-- What you are asked to do --
Return the lines below that carry the word "title".

(Extracts from a graphics dataset)
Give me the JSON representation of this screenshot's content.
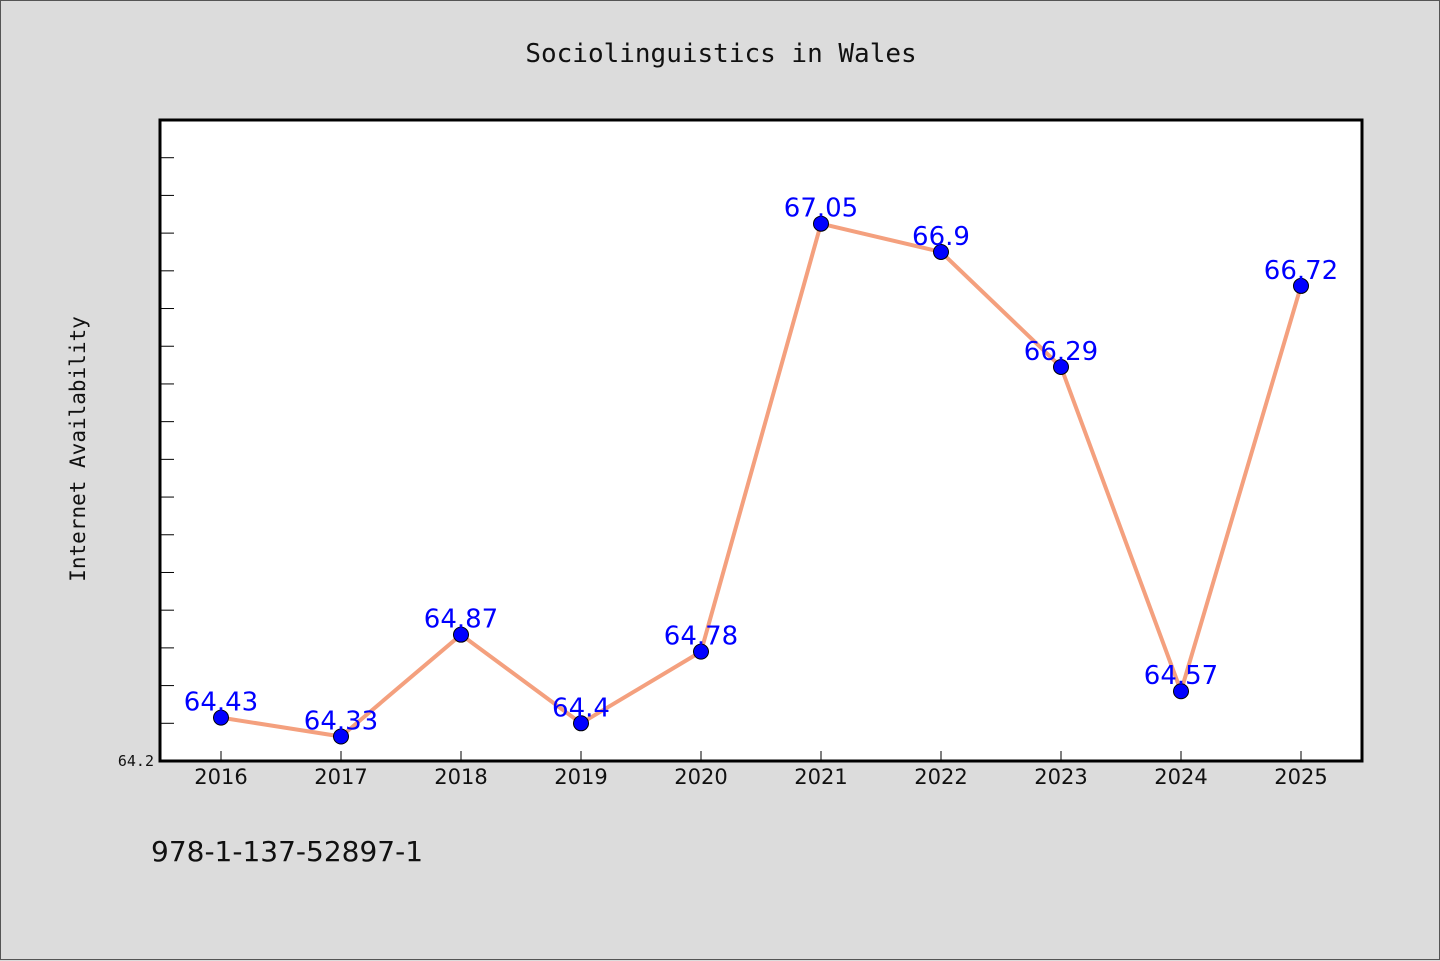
{
  "footer": {
    "text": "978-1-137-52897-1"
  },
  "colors": {
    "background": "#dcdcdc",
    "plot_background": "#ffffff",
    "line": "#f4a07e",
    "marker": "#0000ff",
    "data_label": "#0000ff"
  },
  "chart_data": {
    "type": "line",
    "title": "Sociolinguistics in Wales",
    "xlabel": "",
    "ylabel": "Internet Availability",
    "categories": [
      "2016",
      "2017",
      "2018",
      "2019",
      "2020",
      "2021",
      "2022",
      "2023",
      "2024",
      "2025"
    ],
    "series": [
      {
        "values": [
          64.43,
          64.33,
          64.87,
          64.4,
          64.78,
          67.05,
          66.9,
          66.29,
          64.57,
          66.72
        ],
        "labels": [
          "64.43",
          "64.33",
          "64.87",
          "64.4",
          "64.78",
          "67.05",
          "66.9",
          "66.29",
          "64.57",
          "66.72"
        ]
      }
    ],
    "ylim": [
      64.2,
      67.6
    ],
    "ytick_labels": [
      "64.2"
    ],
    "minor_tick_step": 0.2,
    "grid": false,
    "legend": "none"
  }
}
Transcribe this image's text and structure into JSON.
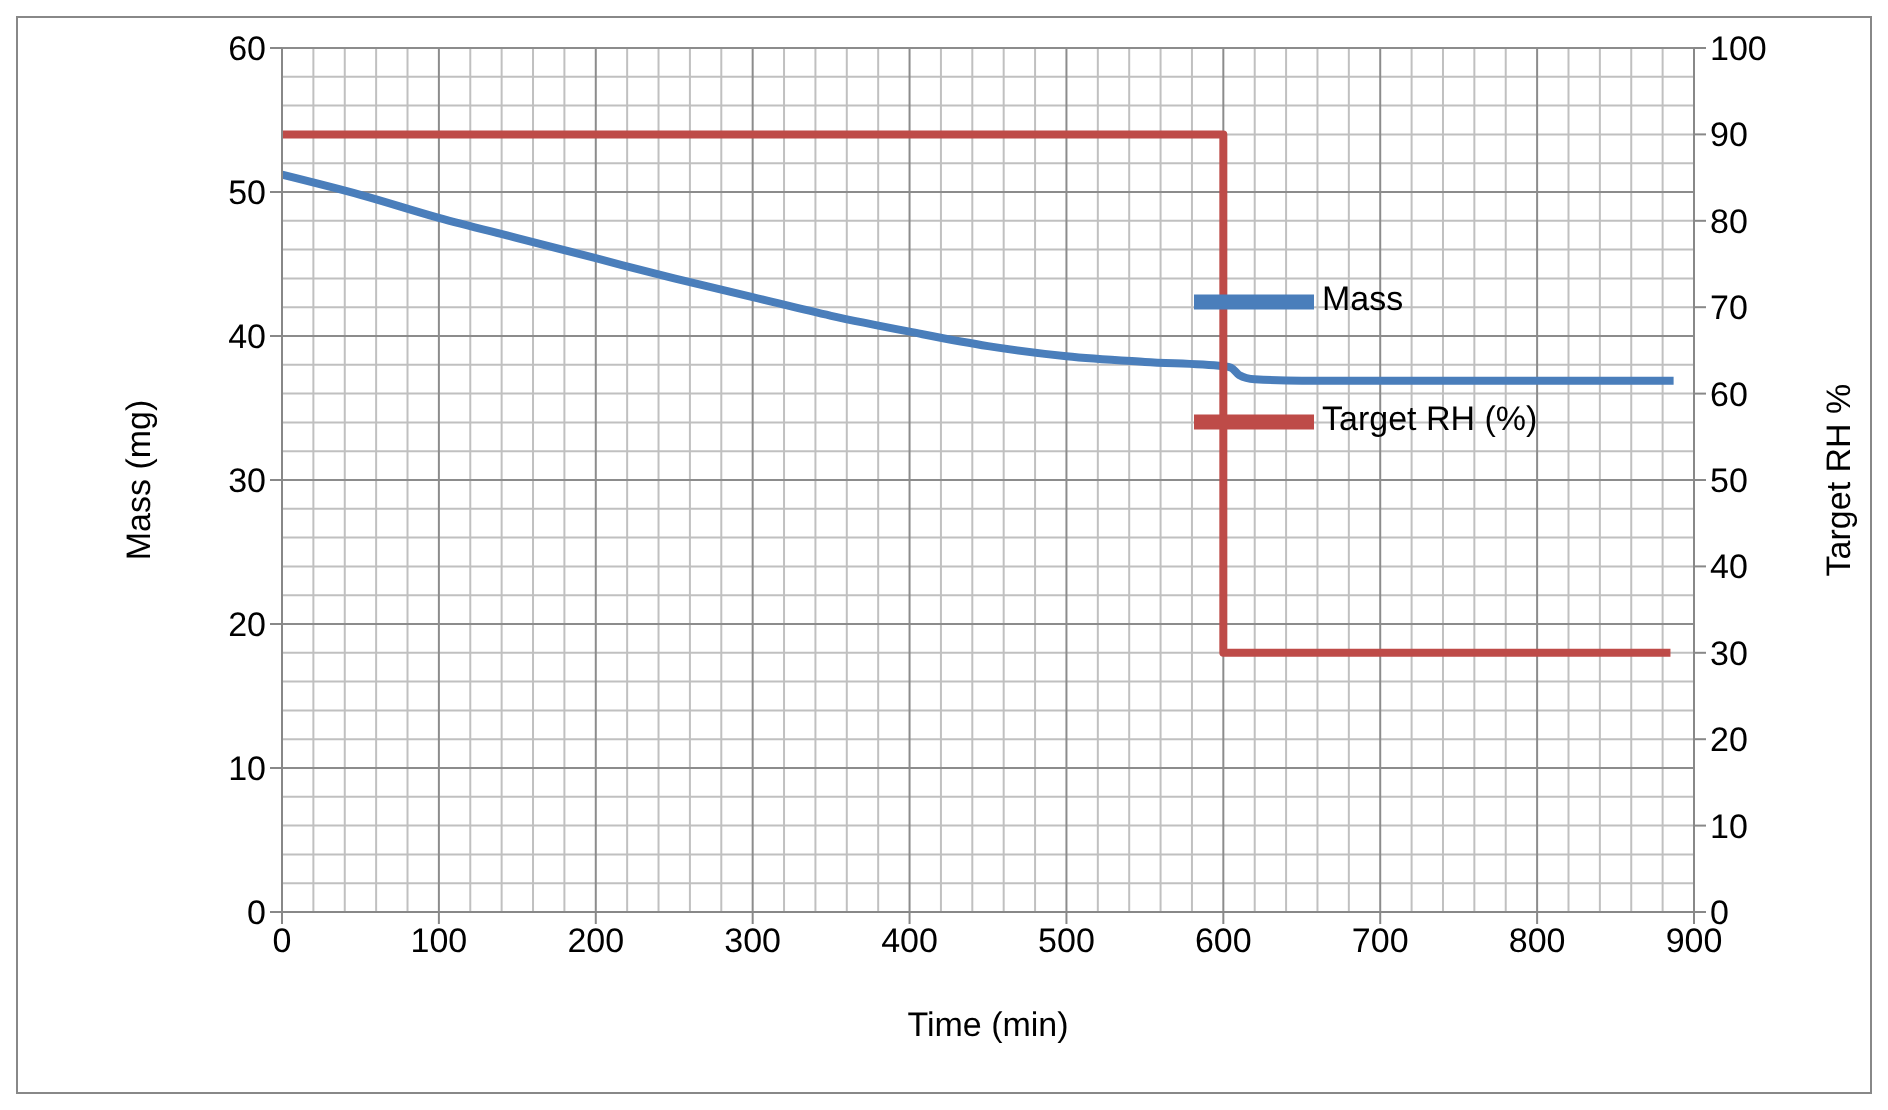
{
  "chart_data": {
    "type": "line",
    "xlabel": "Time (min)",
    "ylabel": "Mass (mg)",
    "y2label": "Target RH %",
    "xlim": [
      0,
      900
    ],
    "xticks": [
      0,
      100,
      200,
      300,
      400,
      500,
      600,
      700,
      800,
      900
    ],
    "ylim": [
      0,
      60
    ],
    "yticks": [
      0,
      10,
      20,
      30,
      40,
      50,
      60
    ],
    "y2lim": [
      0,
      100
    ],
    "y2ticks": [
      0,
      10,
      20,
      30,
      40,
      50,
      60,
      70,
      80,
      90,
      100
    ],
    "grid": true,
    "legend": "top right",
    "marker": "none",
    "line_style": "solid",
    "series": [
      {
        "name": "Mass",
        "color": "#4a7ebb",
        "x": [
          0,
          50,
          100,
          150,
          200,
          250,
          300,
          350,
          400,
          450,
          500,
          550,
          600,
          605,
          610,
          620,
          650,
          700,
          800,
          887
        ],
        "values": [
          51.2,
          49.8,
          48.2,
          46.8,
          45.4,
          44.0,
          42.7,
          41.4,
          40.3,
          39.3,
          38.6,
          38.2,
          37.9,
          37.8,
          37.3,
          37.0,
          36.9,
          36.9,
          36.9,
          36.9
        ]
      },
      {
        "name": "Target RH (%)",
        "type": "step",
        "axis": "y2",
        "color": "#be4b48",
        "x": [
          0,
          600,
          885
        ],
        "values": [
          90,
          30,
          30
        ]
      }
    ]
  }
}
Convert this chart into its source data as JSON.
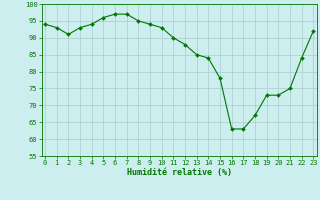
{
  "x": [
    0,
    1,
    2,
    3,
    4,
    5,
    6,
    7,
    8,
    9,
    10,
    11,
    12,
    13,
    14,
    15,
    16,
    17,
    18,
    19,
    20,
    21,
    22,
    23
  ],
  "y": [
    94,
    93,
    91,
    93,
    94,
    96,
    97,
    97,
    95,
    94,
    93,
    90,
    88,
    85,
    84,
    78,
    63,
    63,
    67,
    73,
    73,
    75,
    84,
    92
  ],
  "line_color": "#007700",
  "marker_color": "#007700",
  "bg_color": "#cceeee",
  "grid_color": "#aacccc",
  "xlabel": "Humidité relative (%)",
  "xlabel_color": "#007700",
  "ylim": [
    55,
    100
  ],
  "yticks": [
    55,
    60,
    65,
    70,
    75,
    80,
    85,
    90,
    95,
    100
  ],
  "xticks": [
    0,
    1,
    2,
    3,
    4,
    5,
    6,
    7,
    8,
    9,
    10,
    11,
    12,
    13,
    14,
    15,
    16,
    17,
    18,
    19,
    20,
    21,
    22,
    23
  ],
  "tick_color": "#007700",
  "spine_color": "#007700",
  "tick_fontsize": 5.0,
  "xlabel_fontsize": 6.0
}
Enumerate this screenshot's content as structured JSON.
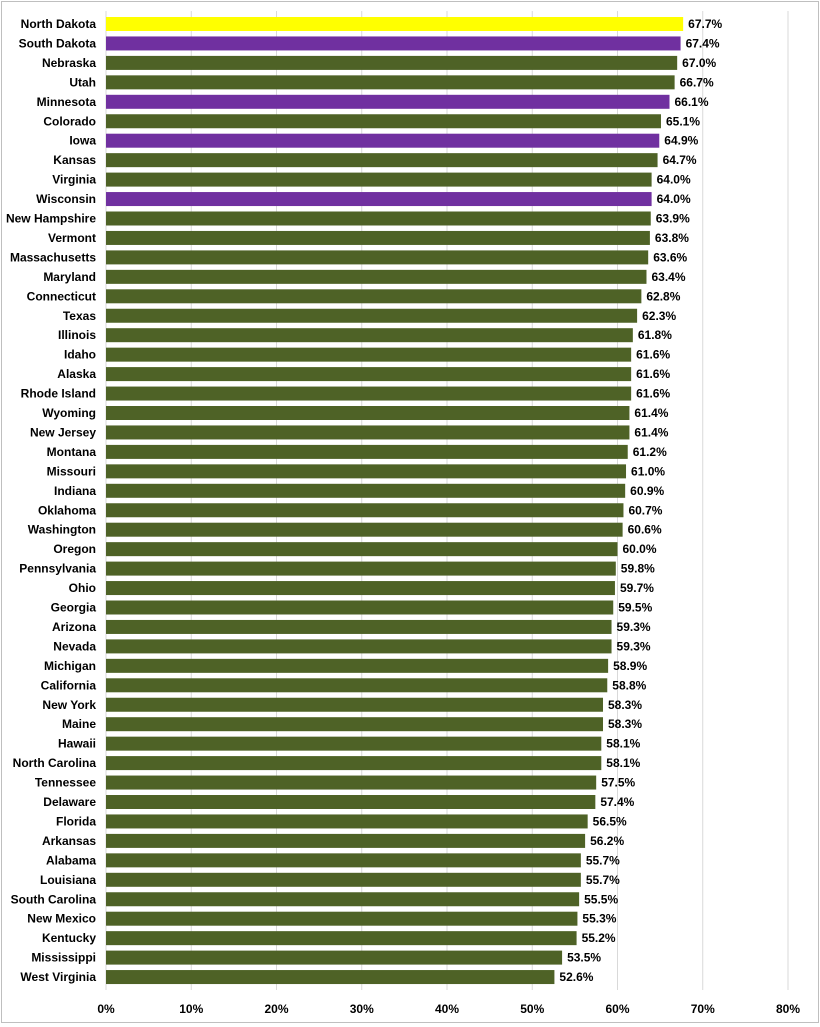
{
  "chart_data": {
    "type": "bar",
    "orientation": "horizontal",
    "title": "",
    "xlabel": "",
    "ylabel": "",
    "xlim": [
      0,
      80
    ],
    "grid": "vertical",
    "legend": "none",
    "ticks": [
      "0%",
      "10%",
      "20%",
      "30%",
      "40%",
      "50%",
      "60%",
      "70%",
      "80%"
    ],
    "colors": {
      "default": "#4e6226",
      "highlight_yellow": "#ffff00",
      "highlight_purple": "#7030a0"
    },
    "categories": [
      "North Dakota",
      "South Dakota",
      "Nebraska",
      "Utah",
      "Minnesota",
      "Colorado",
      "Iowa",
      "Kansas",
      "Virginia",
      "Wisconsin",
      "New Hampshire",
      "Vermont",
      "Massachusetts",
      "Maryland",
      "Connecticut",
      "Texas",
      "Illinois",
      "Idaho",
      "Alaska",
      "Rhode Island",
      "Wyoming",
      "New Jersey",
      "Montana",
      "Missouri",
      "Indiana",
      "Oklahoma",
      "Washington",
      "Oregon",
      "Pennsylvania",
      "Ohio",
      "Georgia",
      "Arizona",
      "Nevada",
      "Michigan",
      "California",
      "New York",
      "Maine",
      "Hawaii",
      "North Carolina",
      "Tennessee",
      "Delaware",
      "Florida",
      "Arkansas",
      "Alabama",
      "Louisiana",
      "South Carolina",
      "New Mexico",
      "Kentucky",
      "Mississippi",
      "West Virginia"
    ],
    "values": [
      67.7,
      67.4,
      67.0,
      66.7,
      66.1,
      65.1,
      64.9,
      64.7,
      64.0,
      64.0,
      63.9,
      63.8,
      63.6,
      63.4,
      62.8,
      62.3,
      61.8,
      61.6,
      61.6,
      61.6,
      61.4,
      61.4,
      61.2,
      61.0,
      60.9,
      60.7,
      60.6,
      60.0,
      59.8,
      59.7,
      59.5,
      59.3,
      59.3,
      58.9,
      58.8,
      58.3,
      58.3,
      58.1,
      58.1,
      57.5,
      57.4,
      56.5,
      56.2,
      55.7,
      55.7,
      55.5,
      55.3,
      55.2,
      53.5,
      52.6
    ],
    "labels": [
      "67.7%",
      "67.4%",
      "67.0%",
      "66.7%",
      "66.1%",
      "65.1%",
      "64.9%",
      "64.7%",
      "64.0%",
      "64.0%",
      "63.9%",
      "63.8%",
      "63.6%",
      "63.4%",
      "62.8%",
      "62.3%",
      "61.8%",
      "61.6%",
      "61.6%",
      "61.6%",
      "61.4%",
      "61.4%",
      "61.2%",
      "61.0%",
      "60.9%",
      "60.7%",
      "60.6%",
      "60.0%",
      "59.8%",
      "59.7%",
      "59.5%",
      "59.3%",
      "59.3%",
      "58.9%",
      "58.8%",
      "58.3%",
      "58.3%",
      "58.1%",
      "58.1%",
      "57.5%",
      "57.4%",
      "56.5%",
      "56.2%",
      "55.7%",
      "55.7%",
      "55.5%",
      "55.3%",
      "55.2%",
      "53.5%",
      "52.6%"
    ],
    "bar_colors": [
      "#ffff00",
      "#7030a0",
      "#4e6226",
      "#4e6226",
      "#7030a0",
      "#4e6226",
      "#7030a0",
      "#4e6226",
      "#4e6226",
      "#7030a0",
      "#4e6226",
      "#4e6226",
      "#4e6226",
      "#4e6226",
      "#4e6226",
      "#4e6226",
      "#4e6226",
      "#4e6226",
      "#4e6226",
      "#4e6226",
      "#4e6226",
      "#4e6226",
      "#4e6226",
      "#4e6226",
      "#4e6226",
      "#4e6226",
      "#4e6226",
      "#4e6226",
      "#4e6226",
      "#4e6226",
      "#4e6226",
      "#4e6226",
      "#4e6226",
      "#4e6226",
      "#4e6226",
      "#4e6226",
      "#4e6226",
      "#4e6226",
      "#4e6226",
      "#4e6226",
      "#4e6226",
      "#4e6226",
      "#4e6226",
      "#4e6226",
      "#4e6226",
      "#4e6226",
      "#4e6226",
      "#4e6226",
      "#4e6226",
      "#4e6226"
    ]
  }
}
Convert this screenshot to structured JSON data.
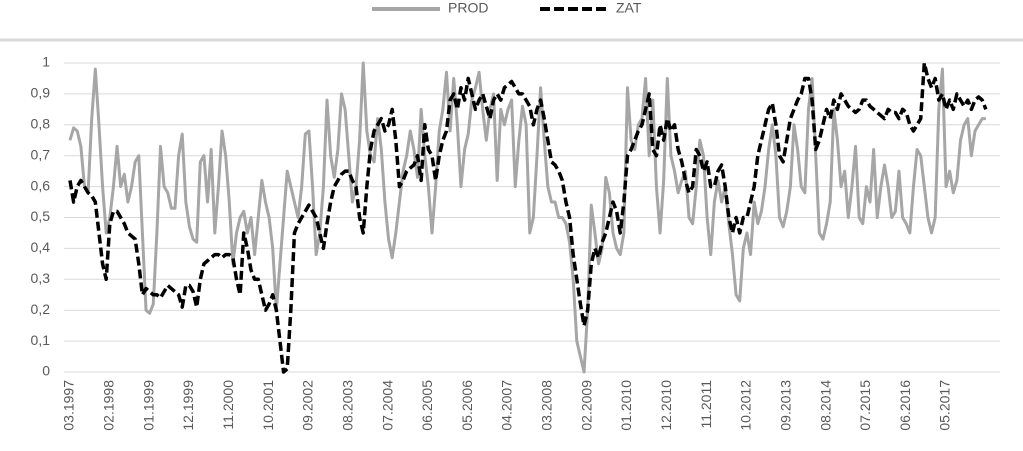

-- In response --
    "title": "Sociolinguistics in Wales",
    "title": "",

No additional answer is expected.